● **WRITTEN INSTRUCTION**
Return all lines with the word "Gyári" in them.

● **ENTRIES**

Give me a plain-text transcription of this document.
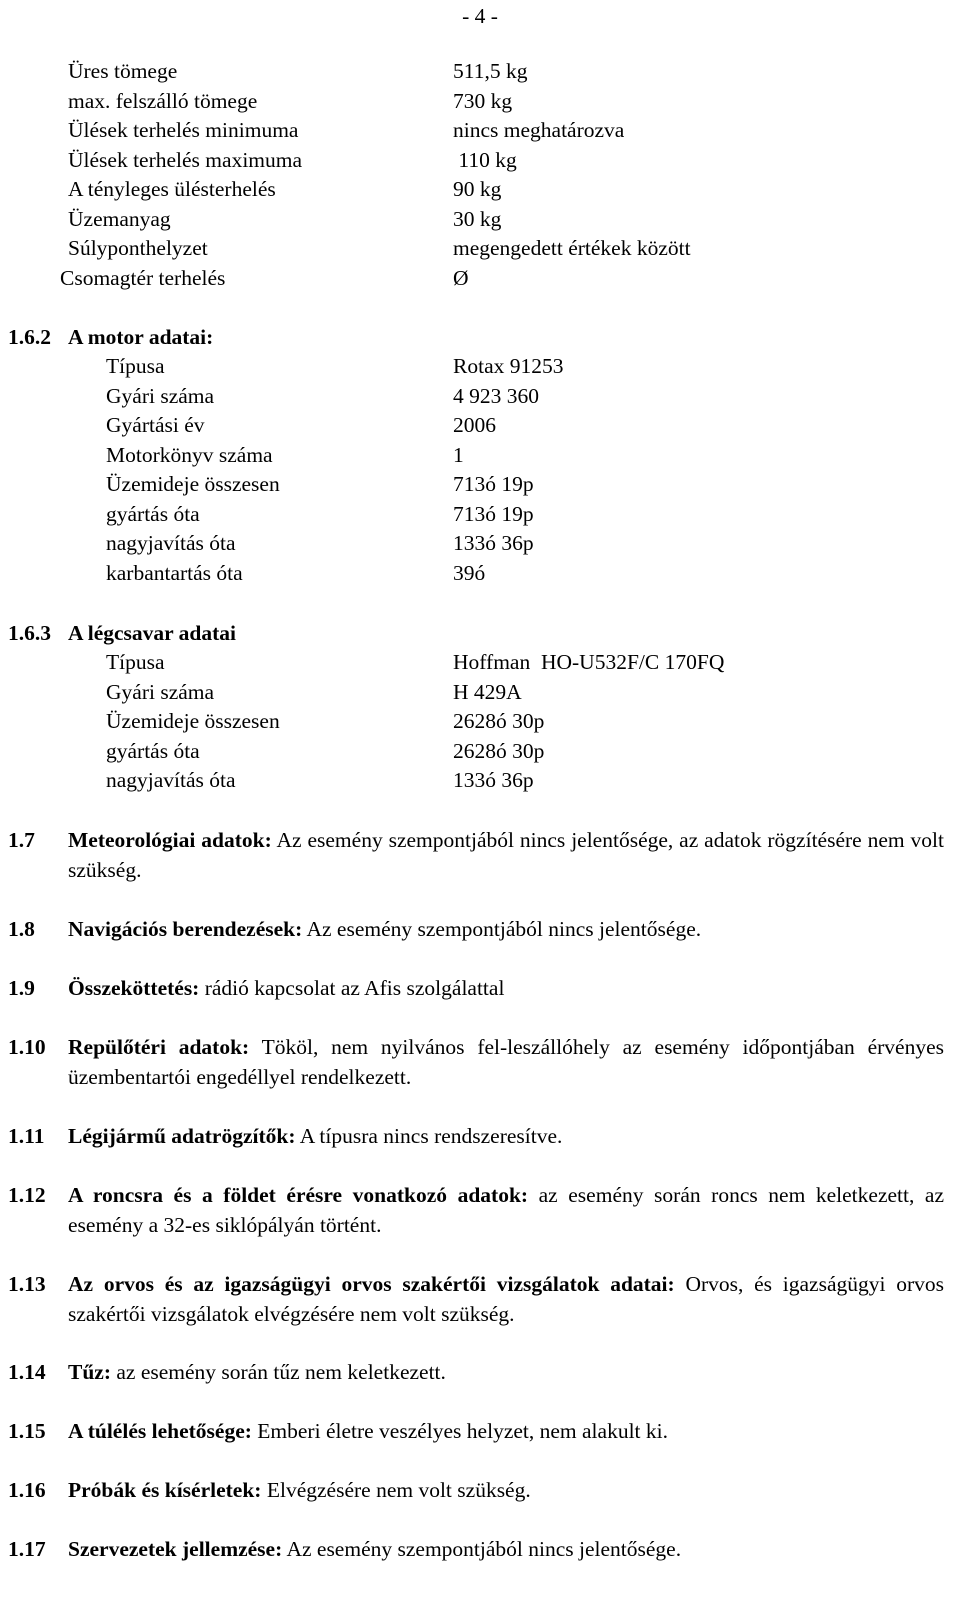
- 4 -
Üres tömege	511,5 kg
max. felszálló tömege	730 kg
Ülések terhelés minimuma	nincs meghatározva
Ülések terhelés maximuma	110 kg
A tényleges ülésterhelés	90 kg
Üzemanyag	30 kg
Súlyponthelyzet	megengedett értékek között
Csomagtér terhelés	Ø
1.6.2 A motor adatai:
Típusa	Rotax 91253
Gyári száma	4 923 360
Gyártási év	2006
Motorkönyv száma	1
Üzemideje összesen	713ó 19p
gyártás óta	713ó 19p
nagyjavítás óta	133ó 36p
karbantartás óta	39ó
1.6.3 A légcsavar adatai
Típusa	Hoffman  HO-U532F/C 170FQ
Gyári száma	H 429A
Üzemideje összesen	2628ó 30p
gyártás óta	2628ó 30p
nagyjavítás óta	133ó 36p
1.7 Meteorológiai adatok: Az esemény szempontjából nincs jelentősége, az adatok rögzítésére nem volt szükség.
1.8 Navigációs berendezések: Az esemény szempontjából nincs jelentősége.
1.9 Összeköttetés: rádió kapcsolat az Afis szolgálattal
1.10 Repülőtéri adatok: Tököl, nem nyilvános fel-leszállóhely az esemény időpontjában érvényes üzembentartói engedéllyel rendelkezett.
1.11 Légijármű adatrögzítők: A típusra nincs rendszeresítve.
1.12 A roncsra és a földet érésre vonatkozó adatok: az esemény során roncs nem keletkezett, az esemény a 32-es siklópályán történt.
1.13 Az orvos és az igazságügyi orvos szakértői vizsgálatok adatai: Orvos, és igazságügyi orvos szakértői vizsgálatok elvégzésére nem volt szükség.
1.14 Tűz: az esemény során tűz nem keletkezett.
1.15 A túlélés lehetősége: Emberi életre veszélyes helyzet, nem alakult ki.
1.16 Próbák és kísérletek: Elvégzésére nem volt szükség.
1.17 Szervezetek jellemzése: Az esemény szempontjából nincs jelentősége.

● **SOLUTION TO THE PROBLEM**
Gyári száma	4 923 360
Gyári száma	H 429A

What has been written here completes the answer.